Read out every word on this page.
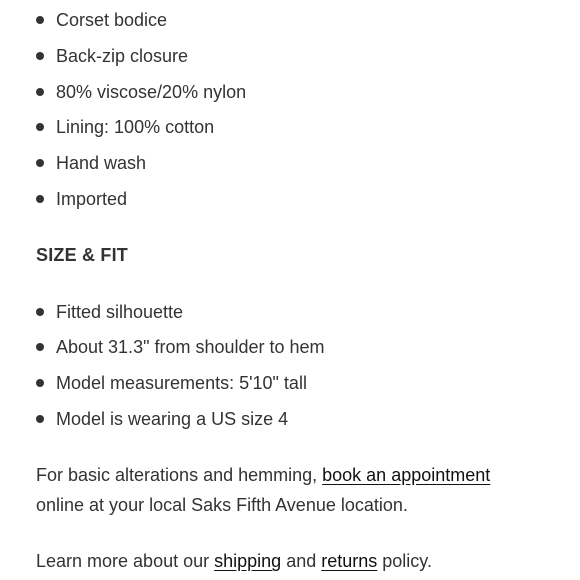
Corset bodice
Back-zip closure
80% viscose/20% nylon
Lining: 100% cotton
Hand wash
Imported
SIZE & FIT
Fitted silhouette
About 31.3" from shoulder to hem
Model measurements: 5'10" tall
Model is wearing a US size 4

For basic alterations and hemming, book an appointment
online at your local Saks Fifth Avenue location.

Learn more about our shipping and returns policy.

-*-

* **Directions**
None of the pictures should appear; repeat the records exactly otherwise.

* **Response for this exercise**
Read out every word on this page.
Corset bodice
Back-zip closure
80% viscose/20% nylon
Lining: 100% cotton
Hand wash
Imported
SIZE & FIT
Fitted silhouette
About 31.3" from shoulder to hem
Model measurements: 5'10" tall
Model is wearing a US size 4

For basic alterations and hemming, book an appointment
online at your local Saks Fifth Avenue location.

Learn more about our shipping and returns policy.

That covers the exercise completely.